Task brief »
Quote the data below in full, minus the images.
* START Exercise inputs *
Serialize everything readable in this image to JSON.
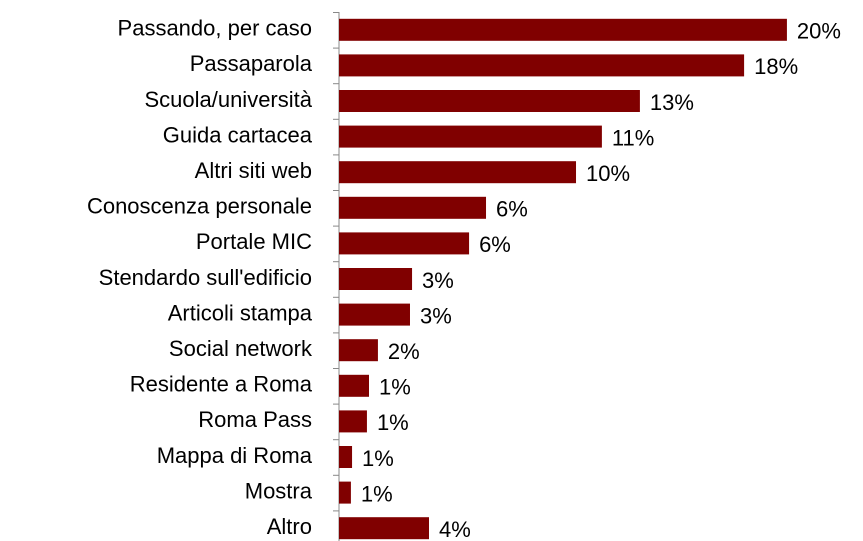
{
  "chart_data": {
    "type": "hbar",
    "categories": [
      "Passando, per caso",
      "Passaparola",
      "Scuola/università",
      "Guida cartacea",
      "Altri siti web",
      "Conoscenza personale",
      "Portale MIC",
      "Stendardo sull'edificio",
      "Articoli stampa",
      "Social network",
      "Residente a Roma",
      "Roma Pass",
      "Mappa di Roma",
      "Mostra",
      "Altro"
    ],
    "values": [
      19.56,
      17.69,
      13.14,
      11.48,
      10.35,
      6.42,
      5.68,
      3.19,
      3.1,
      1.7,
      1.31,
      1.22,
      0.57,
      0.52,
      3.93
    ],
    "value_labels": [
      "20%",
      "18%",
      "13%",
      "11%",
      "10%",
      "6%",
      "6%",
      "3%",
      "3%",
      "2%",
      "1%",
      "1%",
      "1%",
      "1%",
      "4%"
    ],
    "color": "#800000",
    "xlim": [
      0,
      20
    ]
  }
}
* END Exercise inputs *
Solution »
Serialize everything readable in this image to JSON.
{
  "chart_data": {
    "type": "hbar",
    "categories": [
      "Passando, per caso",
      "Passaparola",
      "Scuola/università",
      "Guida cartacea",
      "Altri siti web",
      "Conoscenza personale",
      "Portale MIC",
      "Stendardo sull'edificio",
      "Articoli stampa",
      "Social network",
      "Residente a Roma",
      "Roma Pass",
      "Mappa di Roma",
      "Mostra",
      "Altro"
    ],
    "values": [
      19.56,
      17.69,
      13.14,
      11.48,
      10.35,
      6.42,
      5.68,
      3.19,
      3.1,
      1.7,
      1.31,
      1.22,
      0.57,
      0.52,
      3.93
    ],
    "value_labels": [
      "20%",
      "18%",
      "13%",
      "11%",
      "10%",
      "6%",
      "6%",
      "3%",
      "3%",
      "2%",
      "1%",
      "1%",
      "1%",
      "1%",
      "4%"
    ],
    "color": "#800000",
    "xlim": [
      0,
      20
    ]
  }
}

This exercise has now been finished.